WRITTEN PROBLEM —
Below are some entries. Copy each line that holds the string "zone".

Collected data
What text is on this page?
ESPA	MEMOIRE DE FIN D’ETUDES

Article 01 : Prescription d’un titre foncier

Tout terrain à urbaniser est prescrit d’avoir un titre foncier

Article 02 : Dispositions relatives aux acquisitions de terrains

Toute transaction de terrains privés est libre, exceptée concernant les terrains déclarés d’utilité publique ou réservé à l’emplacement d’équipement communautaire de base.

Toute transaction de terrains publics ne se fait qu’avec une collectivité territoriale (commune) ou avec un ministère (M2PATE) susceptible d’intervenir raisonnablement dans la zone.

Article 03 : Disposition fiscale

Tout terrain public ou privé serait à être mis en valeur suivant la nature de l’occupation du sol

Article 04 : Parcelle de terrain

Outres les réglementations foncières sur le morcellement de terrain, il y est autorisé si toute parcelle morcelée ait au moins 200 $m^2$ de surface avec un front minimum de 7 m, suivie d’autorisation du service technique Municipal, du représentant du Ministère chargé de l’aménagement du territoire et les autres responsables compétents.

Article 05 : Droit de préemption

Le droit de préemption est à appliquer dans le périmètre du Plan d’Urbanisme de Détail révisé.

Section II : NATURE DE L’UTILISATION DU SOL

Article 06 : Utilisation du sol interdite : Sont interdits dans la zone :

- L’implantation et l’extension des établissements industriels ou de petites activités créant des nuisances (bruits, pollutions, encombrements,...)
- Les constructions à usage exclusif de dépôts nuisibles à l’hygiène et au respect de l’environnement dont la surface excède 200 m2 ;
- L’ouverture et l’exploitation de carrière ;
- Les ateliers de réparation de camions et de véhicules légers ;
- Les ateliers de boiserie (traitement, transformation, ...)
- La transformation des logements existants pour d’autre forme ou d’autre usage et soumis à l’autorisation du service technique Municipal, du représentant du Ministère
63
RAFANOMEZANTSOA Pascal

FULL ANSWER —
Toute transaction de terrains publics ne se fait qu’avec une collectivité territoriale (commune) ou avec un ministère (M2PATE) susceptible d’intervenir raisonnablement dans la zone.
Article 06 : Utilisation du sol interdite : Sont interdits dans la zone :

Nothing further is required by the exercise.